- **What is expected**:
Write out the entries from the first line down to the line that contains "tile-3[interactable]: 3: [77, 209, 99, 231]", including both ends, and keep every character as it appears.

- **Material provided**:
-------

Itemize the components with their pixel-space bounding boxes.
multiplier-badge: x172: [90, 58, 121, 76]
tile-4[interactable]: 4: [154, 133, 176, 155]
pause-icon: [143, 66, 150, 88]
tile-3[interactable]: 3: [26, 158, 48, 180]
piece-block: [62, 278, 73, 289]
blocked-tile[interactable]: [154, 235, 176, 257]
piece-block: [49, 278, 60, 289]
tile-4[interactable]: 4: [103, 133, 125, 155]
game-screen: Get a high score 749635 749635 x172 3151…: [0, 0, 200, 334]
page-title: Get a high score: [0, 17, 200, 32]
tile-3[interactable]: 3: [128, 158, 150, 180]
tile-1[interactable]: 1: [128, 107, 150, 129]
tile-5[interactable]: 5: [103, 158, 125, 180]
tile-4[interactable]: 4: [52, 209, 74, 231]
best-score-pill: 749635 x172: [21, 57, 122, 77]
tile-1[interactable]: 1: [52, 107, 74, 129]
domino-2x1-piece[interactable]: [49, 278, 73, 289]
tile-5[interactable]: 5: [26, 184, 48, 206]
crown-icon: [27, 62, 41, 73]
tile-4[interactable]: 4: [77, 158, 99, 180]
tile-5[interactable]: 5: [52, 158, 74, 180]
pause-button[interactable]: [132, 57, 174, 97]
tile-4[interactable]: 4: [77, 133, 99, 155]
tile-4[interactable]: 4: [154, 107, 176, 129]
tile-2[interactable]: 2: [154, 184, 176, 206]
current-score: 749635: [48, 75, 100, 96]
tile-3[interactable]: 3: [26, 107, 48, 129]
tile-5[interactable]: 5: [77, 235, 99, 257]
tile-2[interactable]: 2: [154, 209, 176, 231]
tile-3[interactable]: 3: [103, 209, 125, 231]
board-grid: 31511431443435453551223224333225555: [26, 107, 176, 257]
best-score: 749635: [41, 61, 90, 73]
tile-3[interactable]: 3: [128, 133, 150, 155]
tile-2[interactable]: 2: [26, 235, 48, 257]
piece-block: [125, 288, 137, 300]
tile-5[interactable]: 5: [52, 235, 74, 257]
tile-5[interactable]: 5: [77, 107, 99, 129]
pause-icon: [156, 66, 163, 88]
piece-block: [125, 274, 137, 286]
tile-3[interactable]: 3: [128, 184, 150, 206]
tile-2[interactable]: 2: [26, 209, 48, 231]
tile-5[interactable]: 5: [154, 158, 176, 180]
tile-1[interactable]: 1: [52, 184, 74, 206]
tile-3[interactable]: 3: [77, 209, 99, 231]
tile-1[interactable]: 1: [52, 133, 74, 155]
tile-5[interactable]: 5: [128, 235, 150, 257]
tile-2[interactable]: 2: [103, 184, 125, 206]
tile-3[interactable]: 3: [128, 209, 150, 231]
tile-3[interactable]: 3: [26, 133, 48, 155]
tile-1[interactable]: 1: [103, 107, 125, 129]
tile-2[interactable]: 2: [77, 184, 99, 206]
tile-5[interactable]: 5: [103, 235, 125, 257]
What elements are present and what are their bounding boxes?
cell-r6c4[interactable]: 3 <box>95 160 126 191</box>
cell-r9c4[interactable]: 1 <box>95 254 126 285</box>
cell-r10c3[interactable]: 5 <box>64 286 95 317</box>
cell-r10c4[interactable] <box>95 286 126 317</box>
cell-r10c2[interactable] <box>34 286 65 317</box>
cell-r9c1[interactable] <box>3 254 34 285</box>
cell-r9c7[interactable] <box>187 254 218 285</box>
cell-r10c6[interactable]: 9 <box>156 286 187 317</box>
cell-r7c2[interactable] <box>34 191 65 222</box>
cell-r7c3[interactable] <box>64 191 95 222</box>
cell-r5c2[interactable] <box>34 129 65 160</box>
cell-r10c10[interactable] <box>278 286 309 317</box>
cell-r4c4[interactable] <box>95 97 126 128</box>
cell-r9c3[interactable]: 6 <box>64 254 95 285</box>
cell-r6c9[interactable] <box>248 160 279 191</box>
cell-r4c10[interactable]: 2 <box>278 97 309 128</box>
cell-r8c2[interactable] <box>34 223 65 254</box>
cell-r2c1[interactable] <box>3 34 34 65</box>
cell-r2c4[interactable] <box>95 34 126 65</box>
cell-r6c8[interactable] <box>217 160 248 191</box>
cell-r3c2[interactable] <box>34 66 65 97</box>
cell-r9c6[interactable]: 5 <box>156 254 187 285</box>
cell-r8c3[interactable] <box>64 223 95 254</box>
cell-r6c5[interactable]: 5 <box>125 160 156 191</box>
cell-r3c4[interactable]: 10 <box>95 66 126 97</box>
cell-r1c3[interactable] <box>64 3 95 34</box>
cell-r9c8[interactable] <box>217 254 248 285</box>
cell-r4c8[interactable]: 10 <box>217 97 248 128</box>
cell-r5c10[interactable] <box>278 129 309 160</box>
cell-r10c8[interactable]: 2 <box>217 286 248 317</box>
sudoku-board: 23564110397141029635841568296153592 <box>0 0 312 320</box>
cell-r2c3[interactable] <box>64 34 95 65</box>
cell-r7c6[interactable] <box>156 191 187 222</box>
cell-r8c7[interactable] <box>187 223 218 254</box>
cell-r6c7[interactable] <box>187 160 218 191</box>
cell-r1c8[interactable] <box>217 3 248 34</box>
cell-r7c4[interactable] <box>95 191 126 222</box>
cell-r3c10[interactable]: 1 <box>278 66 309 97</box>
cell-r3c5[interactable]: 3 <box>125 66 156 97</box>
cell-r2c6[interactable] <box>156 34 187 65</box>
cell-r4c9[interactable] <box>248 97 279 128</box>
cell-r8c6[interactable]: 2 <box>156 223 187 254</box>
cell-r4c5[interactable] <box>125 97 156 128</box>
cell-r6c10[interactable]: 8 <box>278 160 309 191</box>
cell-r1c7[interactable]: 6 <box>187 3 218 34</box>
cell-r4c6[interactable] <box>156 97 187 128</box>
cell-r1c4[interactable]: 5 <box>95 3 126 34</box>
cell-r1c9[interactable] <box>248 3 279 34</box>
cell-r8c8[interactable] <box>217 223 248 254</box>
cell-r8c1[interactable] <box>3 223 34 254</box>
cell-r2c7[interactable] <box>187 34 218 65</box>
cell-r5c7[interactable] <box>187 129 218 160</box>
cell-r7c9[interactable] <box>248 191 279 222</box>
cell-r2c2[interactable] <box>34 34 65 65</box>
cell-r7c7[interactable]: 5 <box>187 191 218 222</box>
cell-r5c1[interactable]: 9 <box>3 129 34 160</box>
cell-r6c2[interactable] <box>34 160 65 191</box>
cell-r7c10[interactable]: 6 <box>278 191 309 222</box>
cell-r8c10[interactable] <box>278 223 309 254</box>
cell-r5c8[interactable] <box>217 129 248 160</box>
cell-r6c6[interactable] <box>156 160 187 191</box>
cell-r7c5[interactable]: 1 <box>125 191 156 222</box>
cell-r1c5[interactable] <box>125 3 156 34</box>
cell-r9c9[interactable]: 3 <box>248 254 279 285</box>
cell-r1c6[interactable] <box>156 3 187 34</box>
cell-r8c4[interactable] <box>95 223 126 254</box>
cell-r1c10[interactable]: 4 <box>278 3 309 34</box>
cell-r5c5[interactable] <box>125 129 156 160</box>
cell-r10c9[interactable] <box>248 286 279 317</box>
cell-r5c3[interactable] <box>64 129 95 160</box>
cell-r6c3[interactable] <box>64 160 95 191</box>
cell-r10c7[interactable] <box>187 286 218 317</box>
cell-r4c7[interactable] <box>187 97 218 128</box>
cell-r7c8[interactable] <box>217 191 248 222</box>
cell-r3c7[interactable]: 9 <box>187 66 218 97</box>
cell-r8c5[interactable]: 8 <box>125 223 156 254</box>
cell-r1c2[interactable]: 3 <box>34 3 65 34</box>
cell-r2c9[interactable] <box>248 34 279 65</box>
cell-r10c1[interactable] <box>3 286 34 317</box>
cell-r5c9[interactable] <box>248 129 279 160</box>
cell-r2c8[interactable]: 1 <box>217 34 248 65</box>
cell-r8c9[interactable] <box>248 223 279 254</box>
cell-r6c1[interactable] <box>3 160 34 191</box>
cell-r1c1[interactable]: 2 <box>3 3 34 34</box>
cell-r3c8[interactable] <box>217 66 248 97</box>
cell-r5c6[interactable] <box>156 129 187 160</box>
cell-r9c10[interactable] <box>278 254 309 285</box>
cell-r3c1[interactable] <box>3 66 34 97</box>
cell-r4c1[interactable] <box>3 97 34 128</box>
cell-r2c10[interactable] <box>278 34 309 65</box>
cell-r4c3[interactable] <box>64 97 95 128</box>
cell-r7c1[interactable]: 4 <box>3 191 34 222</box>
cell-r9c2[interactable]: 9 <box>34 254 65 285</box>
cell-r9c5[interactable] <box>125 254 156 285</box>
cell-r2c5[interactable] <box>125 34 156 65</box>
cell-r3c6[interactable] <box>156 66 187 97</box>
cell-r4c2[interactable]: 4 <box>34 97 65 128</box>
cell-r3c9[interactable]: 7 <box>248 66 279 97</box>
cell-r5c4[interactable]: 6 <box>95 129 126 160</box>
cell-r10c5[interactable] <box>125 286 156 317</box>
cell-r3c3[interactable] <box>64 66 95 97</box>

-------

- **Problem solution**:
Itemize the components with their pixel-space bounding boxes.
multiplier-badge: x172: [90, 58, 121, 76]
tile-4[interactable]: 4: [154, 133, 176, 155]
pause-icon: [143, 66, 150, 88]
tile-3[interactable]: 3: [26, 158, 48, 180]
piece-block: [62, 278, 73, 289]
blocked-tile[interactable]: [154, 235, 176, 257]
piece-block: [49, 278, 60, 289]
tile-4[interactable]: 4: [103, 133, 125, 155]
game-screen: Get a high score 749635 749635 x172 3151…: [0, 0, 200, 334]
page-title: Get a high score: [0, 17, 200, 32]
tile-3[interactable]: 3: [128, 158, 150, 180]
tile-1[interactable]: 1: [128, 107, 150, 129]
tile-5[interactable]: 5: [103, 158, 125, 180]
tile-4[interactable]: 4: [52, 209, 74, 231]
best-score-pill: 749635 x172: [21, 57, 122, 77]
tile-1[interactable]: 1: [52, 107, 74, 129]
domino-2x1-piece[interactable]: [49, 278, 73, 289]
tile-5[interactable]: 5: [26, 184, 48, 206]
crown-icon: [27, 62, 41, 73]
tile-4[interactable]: 4: [77, 158, 99, 180]
tile-5[interactable]: 5: [52, 158, 74, 180]
pause-button[interactable]: [132, 57, 174, 97]
tile-4[interactable]: 4: [77, 133, 99, 155]
tile-4[interactable]: 4: [154, 107, 176, 129]
tile-2[interactable]: 2: [154, 184, 176, 206]
current-score: 749635: [48, 75, 100, 96]
tile-3[interactable]: 3: [26, 107, 48, 129]
tile-5[interactable]: 5: [77, 235, 99, 257]
tile-2[interactable]: 2: [154, 209, 176, 231]
tile-3[interactable]: 3: [103, 209, 125, 231]
board-grid: 31511431443435453551223224333225555: [26, 107, 176, 257]
best-score: 749635: [41, 61, 90, 73]
tile-3[interactable]: 3: [128, 133, 150, 155]
tile-2[interactable]: 2: [26, 235, 48, 257]
piece-block: [125, 288, 137, 300]
tile-5[interactable]: 5: [52, 235, 74, 257]
tile-5[interactable]: 5: [77, 107, 99, 129]
pause-icon: [156, 66, 163, 88]
piece-block: [125, 274, 137, 286]
tile-3[interactable]: 3: [128, 184, 150, 206]
tile-2[interactable]: 2: [26, 209, 48, 231]
tile-5[interactable]: 5: [154, 158, 176, 180]
tile-1[interactable]: 1: [52, 184, 74, 206]
tile-3[interactable]: 3: [77, 209, 99, 231]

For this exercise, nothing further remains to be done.